- **STATED GOAL**
From the listing below, copy every line with the word "number".

[Collected data entries]
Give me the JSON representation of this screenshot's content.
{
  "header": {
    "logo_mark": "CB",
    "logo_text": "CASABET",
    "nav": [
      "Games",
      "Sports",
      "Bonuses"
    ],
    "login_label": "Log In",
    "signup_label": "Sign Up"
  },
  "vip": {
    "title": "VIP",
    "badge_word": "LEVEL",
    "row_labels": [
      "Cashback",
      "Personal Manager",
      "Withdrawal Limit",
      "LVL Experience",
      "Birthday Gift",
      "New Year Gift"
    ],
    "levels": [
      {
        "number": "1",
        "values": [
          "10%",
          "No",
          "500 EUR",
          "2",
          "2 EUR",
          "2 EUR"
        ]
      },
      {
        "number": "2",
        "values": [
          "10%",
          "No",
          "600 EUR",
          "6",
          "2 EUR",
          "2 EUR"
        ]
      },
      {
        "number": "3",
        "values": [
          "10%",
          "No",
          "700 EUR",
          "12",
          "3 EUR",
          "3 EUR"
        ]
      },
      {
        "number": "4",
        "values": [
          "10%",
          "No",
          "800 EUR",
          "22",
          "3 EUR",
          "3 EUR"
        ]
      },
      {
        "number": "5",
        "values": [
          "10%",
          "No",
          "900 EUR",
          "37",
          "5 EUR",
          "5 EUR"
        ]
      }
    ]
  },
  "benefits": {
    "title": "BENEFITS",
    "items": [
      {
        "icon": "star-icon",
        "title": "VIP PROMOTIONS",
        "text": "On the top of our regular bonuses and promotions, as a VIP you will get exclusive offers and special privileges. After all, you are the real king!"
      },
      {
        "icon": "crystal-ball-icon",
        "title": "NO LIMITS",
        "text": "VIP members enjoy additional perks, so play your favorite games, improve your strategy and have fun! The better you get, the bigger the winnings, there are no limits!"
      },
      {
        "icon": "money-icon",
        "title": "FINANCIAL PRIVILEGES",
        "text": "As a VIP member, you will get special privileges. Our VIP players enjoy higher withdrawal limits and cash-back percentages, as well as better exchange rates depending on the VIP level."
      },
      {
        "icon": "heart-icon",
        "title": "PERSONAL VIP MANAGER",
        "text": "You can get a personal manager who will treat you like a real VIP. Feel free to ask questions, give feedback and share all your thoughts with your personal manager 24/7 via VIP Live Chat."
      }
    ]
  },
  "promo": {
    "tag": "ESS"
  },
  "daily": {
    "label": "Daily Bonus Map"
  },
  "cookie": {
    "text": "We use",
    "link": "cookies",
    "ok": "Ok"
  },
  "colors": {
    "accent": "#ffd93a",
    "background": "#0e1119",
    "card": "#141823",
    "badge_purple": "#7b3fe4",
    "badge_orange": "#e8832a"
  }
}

- **RESULT FOR THIS TASK**
        "number": "1",
        "number": "2",
        "number": "3",
        "number": "4",
        "number": "5",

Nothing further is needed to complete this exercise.